▶ [WHAT YOU WILL DO] All of the lines below are to be transcribed faithfully, with pictures excluded from the copy.

▶ [DATA LISTING]
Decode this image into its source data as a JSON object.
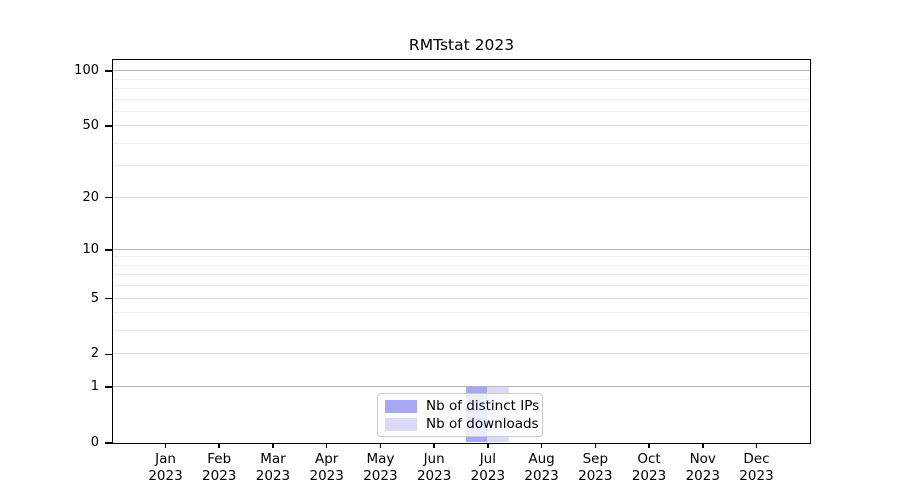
{
  "chart_data": {
    "type": "bar",
    "title": "RMTstat 2023",
    "year": "2023",
    "categories": [
      "Jan",
      "Feb",
      "Mar",
      "Apr",
      "May",
      "Jun",
      "Jul",
      "Aug",
      "Sep",
      "Oct",
      "Nov",
      "Dec"
    ],
    "series": [
      {
        "name": "Nb of distinct IPs",
        "color": "#a7a8f3",
        "values": [
          0,
          0,
          0,
          0,
          0,
          0,
          1,
          0,
          0,
          0,
          0,
          0
        ]
      },
      {
        "name": "Nb of downloads",
        "color": "#dadbf9",
        "values": [
          0,
          0,
          0,
          0,
          0,
          0,
          1,
          0,
          0,
          0,
          0,
          0
        ]
      }
    ],
    "yscale": "log(1+y)",
    "ylim": [
      0,
      115
    ],
    "y_major_ticks": [
      0,
      1,
      2,
      5,
      10,
      20,
      50,
      100
    ],
    "y_decade_gridlines": [
      1,
      10,
      100
    ],
    "y_mid_gridlines": [
      2,
      5,
      20,
      50
    ],
    "y_minor_gridlines": [
      3,
      4,
      6,
      7,
      8,
      9,
      30,
      40,
      60,
      70,
      80,
      90
    ],
    "grid": "horizontal",
    "legend_position": "lower center",
    "xlabel": "",
    "ylabel": ""
  }
}
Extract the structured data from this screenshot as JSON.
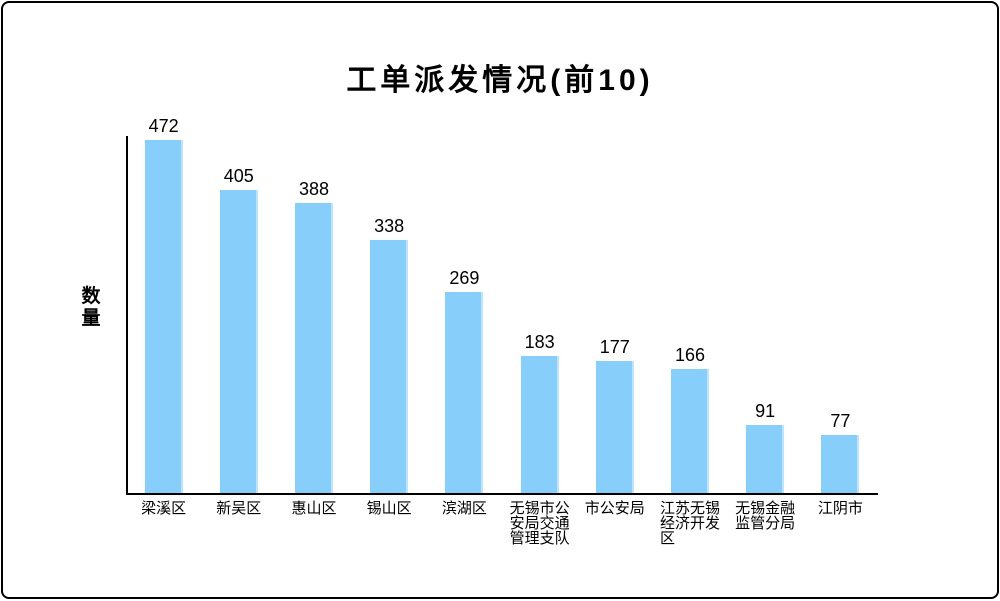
{
  "chart_data": {
    "type": "bar",
    "title": "工单派发情况(前10)",
    "ylabel": "数量",
    "xlabel": "",
    "legend": false,
    "grid": false,
    "ylim": [
      0,
      476
    ],
    "categories": [
      "梁溪区",
      "新吴区",
      "惠山区",
      "锡山区",
      "滨湖区",
      "无锡市公安局交通管理支队",
      "市公安局",
      "江苏无锡经济开发区",
      "无锡金融监管分局",
      "江阴市"
    ],
    "category_lines": [
      [
        "梁溪区"
      ],
      [
        "新吴区"
      ],
      [
        "惠山区"
      ],
      [
        "锡山区"
      ],
      [
        "滨湖区"
      ],
      [
        "无锡市公",
        "安局交通",
        "管理支队"
      ],
      [
        "市公安局"
      ],
      [
        "江苏无锡",
        "经济开发",
        "区"
      ],
      [
        "无锡金融",
        "监管分局"
      ],
      [
        "江阴市"
      ]
    ],
    "values": [
      472,
      405,
      388,
      338,
      269,
      183,
      177,
      166,
      91,
      77
    ],
    "bar_color": "#87CEFA",
    "axis_color": "#000000",
    "text_color": "#000000",
    "background_color": "#FFFFFF"
  }
}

▶ [WRITTEN RESPONSE]
Decode this image into its source data as a JSON object.
{
  "chart_data": {
    "type": "bar",
    "title": "RMTstat 2023",
    "year": "2023",
    "categories": [
      "Jan",
      "Feb",
      "Mar",
      "Apr",
      "May",
      "Jun",
      "Jul",
      "Aug",
      "Sep",
      "Oct",
      "Nov",
      "Dec"
    ],
    "series": [
      {
        "name": "Nb of distinct IPs",
        "color": "#a7a8f3",
        "values": [
          0,
          0,
          0,
          0,
          0,
          0,
          1,
          0,
          0,
          0,
          0,
          0
        ]
      },
      {
        "name": "Nb of downloads",
        "color": "#dadbf9",
        "values": [
          0,
          0,
          0,
          0,
          0,
          0,
          1,
          0,
          0,
          0,
          0,
          0
        ]
      }
    ],
    "yscale": "log(1+y)",
    "ylim": [
      0,
      115
    ],
    "y_major_ticks": [
      0,
      1,
      2,
      5,
      10,
      20,
      50,
      100
    ],
    "y_decade_gridlines": [
      1,
      10,
      100
    ],
    "y_mid_gridlines": [
      2,
      5,
      20,
      50
    ],
    "y_minor_gridlines": [
      3,
      4,
      6,
      7,
      8,
      9,
      30,
      40,
      60,
      70,
      80,
      90
    ],
    "grid": "horizontal",
    "legend_position": "lower center",
    "xlabel": "",
    "ylabel": ""
  }
}
Extract the structured data from this screenshot as JSON.
{
  "chart_data": {
    "type": "bar",
    "title": "工单派发情况(前10)",
    "ylabel": "数量",
    "xlabel": "",
    "legend": false,
    "grid": false,
    "ylim": [
      0,
      476
    ],
    "categories": [
      "梁溪区",
      "新吴区",
      "惠山区",
      "锡山区",
      "滨湖区",
      "无锡市公安局交通管理支队",
      "市公安局",
      "江苏无锡经济开发区",
      "无锡金融监管分局",
      "江阴市"
    ],
    "category_lines": [
      [
        "梁溪区"
      ],
      [
        "新吴区"
      ],
      [
        "惠山区"
      ],
      [
        "锡山区"
      ],
      [
        "滨湖区"
      ],
      [
        "无锡市公",
        "安局交通",
        "管理支队"
      ],
      [
        "市公安局"
      ],
      [
        "江苏无锡",
        "经济开发",
        "区"
      ],
      [
        "无锡金融",
        "监管分局"
      ],
      [
        "江阴市"
      ]
    ],
    "values": [
      472,
      405,
      388,
      338,
      269,
      183,
      177,
      166,
      91,
      77
    ],
    "bar_color": "#87CEFA",
    "axis_color": "#000000",
    "text_color": "#000000",
    "background_color": "#FFFFFF"
  }
}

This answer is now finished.